Problem requirements>
Here are some entries; quote each one exactly.

Material provided>
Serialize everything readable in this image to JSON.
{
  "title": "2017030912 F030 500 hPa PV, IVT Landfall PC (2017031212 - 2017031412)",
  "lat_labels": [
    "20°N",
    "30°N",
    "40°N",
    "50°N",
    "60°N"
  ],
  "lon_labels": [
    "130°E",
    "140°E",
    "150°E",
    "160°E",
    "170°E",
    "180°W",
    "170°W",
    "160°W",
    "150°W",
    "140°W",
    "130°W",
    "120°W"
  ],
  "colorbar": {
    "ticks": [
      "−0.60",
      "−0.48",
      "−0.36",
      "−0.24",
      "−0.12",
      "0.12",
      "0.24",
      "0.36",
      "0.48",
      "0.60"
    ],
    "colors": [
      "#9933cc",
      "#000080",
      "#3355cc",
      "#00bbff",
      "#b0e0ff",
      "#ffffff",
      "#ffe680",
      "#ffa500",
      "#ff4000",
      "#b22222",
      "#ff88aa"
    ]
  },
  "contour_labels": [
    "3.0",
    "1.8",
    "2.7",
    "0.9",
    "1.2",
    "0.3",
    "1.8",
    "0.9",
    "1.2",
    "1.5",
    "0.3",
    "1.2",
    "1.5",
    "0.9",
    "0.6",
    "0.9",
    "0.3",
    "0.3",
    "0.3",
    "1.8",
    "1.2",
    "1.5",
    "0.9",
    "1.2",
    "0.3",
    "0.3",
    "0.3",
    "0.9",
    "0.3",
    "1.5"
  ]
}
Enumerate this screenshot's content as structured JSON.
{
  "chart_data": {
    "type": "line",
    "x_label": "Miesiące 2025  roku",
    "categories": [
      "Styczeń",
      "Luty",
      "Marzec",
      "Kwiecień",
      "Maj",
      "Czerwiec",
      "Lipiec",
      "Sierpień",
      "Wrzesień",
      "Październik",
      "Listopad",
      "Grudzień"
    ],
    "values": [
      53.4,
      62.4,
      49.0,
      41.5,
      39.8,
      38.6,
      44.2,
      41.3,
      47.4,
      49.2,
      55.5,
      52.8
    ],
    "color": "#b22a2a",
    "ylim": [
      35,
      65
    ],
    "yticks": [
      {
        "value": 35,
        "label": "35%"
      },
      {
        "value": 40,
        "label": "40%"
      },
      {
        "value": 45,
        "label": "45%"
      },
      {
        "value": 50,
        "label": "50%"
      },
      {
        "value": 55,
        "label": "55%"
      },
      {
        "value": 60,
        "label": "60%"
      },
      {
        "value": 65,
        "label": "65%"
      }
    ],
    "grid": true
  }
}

Answer to the task>
Serialize everything readable in this image to JSON.
{
  "title": "2017030912 F030 500 hPa PV, IVT Landfall PC (2017031212 - 2017031412)",
  "lat_labels": [
    "20°N",
    "30°N",
    "40°N",
    "50°N",
    "60°N"
  ],
  "lon_labels": [
    "130°E",
    "140°E",
    "150°E",
    "160°E",
    "170°E",
    "180°W",
    "170°W",
    "160°W",
    "150°W",
    "140°W",
    "130°W",
    "120°W"
  ],
  "colorbar": {
    "ticks": [
      "−0.60",
      "−0.48",
      "−0.36",
      "−0.24",
      "−0.12",
      "0.12",
      "0.24",
      "0.36",
      "0.48",
      "0.60"
    ],
    "colors": [
      "#9933cc",
      "#000080",
      "#3355cc",
      "#00bbff",
      "#b0e0ff",
      "#ffffff",
      "#ffe680",
      "#ffa500",
      "#ff4000",
      "#b22222",
      "#ff88aa"
    ]
  },
  "contour_labels": [
    "3.0",
    "1.8",
    "2.7",
    "0.9",
    "1.2",
    "0.3",
    "1.8",
    "0.9",
    "1.2",
    "1.5",
    "0.3",
    "1.2",
    "1.5",
    "0.9",
    "0.6",
    "0.9",
    "0.3",
    "0.3",
    "0.3",
    "1.8",
    "1.2",
    "1.5",
    "0.9",
    "1.2",
    "0.3",
    "0.3",
    "0.3",
    "0.9",
    "0.3",
    "1.5"
  ]
}
Enumerate this screenshot's content as structured JSON.
{
  "chart_data": {
    "type": "line",
    "x_label": "Miesiące 2025  roku",
    "categories": [
      "Styczeń",
      "Luty",
      "Marzec",
      "Kwiecień",
      "Maj",
      "Czerwiec",
      "Lipiec",
      "Sierpień",
      "Wrzesień",
      "Październik",
      "Listopad",
      "Grudzień"
    ],
    "values": [
      53.4,
      62.4,
      49.0,
      41.5,
      39.8,
      38.6,
      44.2,
      41.3,
      47.4,
      49.2,
      55.5,
      52.8
    ],
    "color": "#b22a2a",
    "ylim": [
      35,
      65
    ],
    "yticks": [
      {
        "value": 35,
        "label": "35%"
      },
      {
        "value": 40,
        "label": "40%"
      },
      {
        "value": 45,
        "label": "45%"
      },
      {
        "value": 50,
        "label": "50%"
      },
      {
        "value": 55,
        "label": "55%"
      },
      {
        "value": 60,
        "label": "60%"
      },
      {
        "value": 65,
        "label": "65%"
      }
    ],
    "grid": true
  }
}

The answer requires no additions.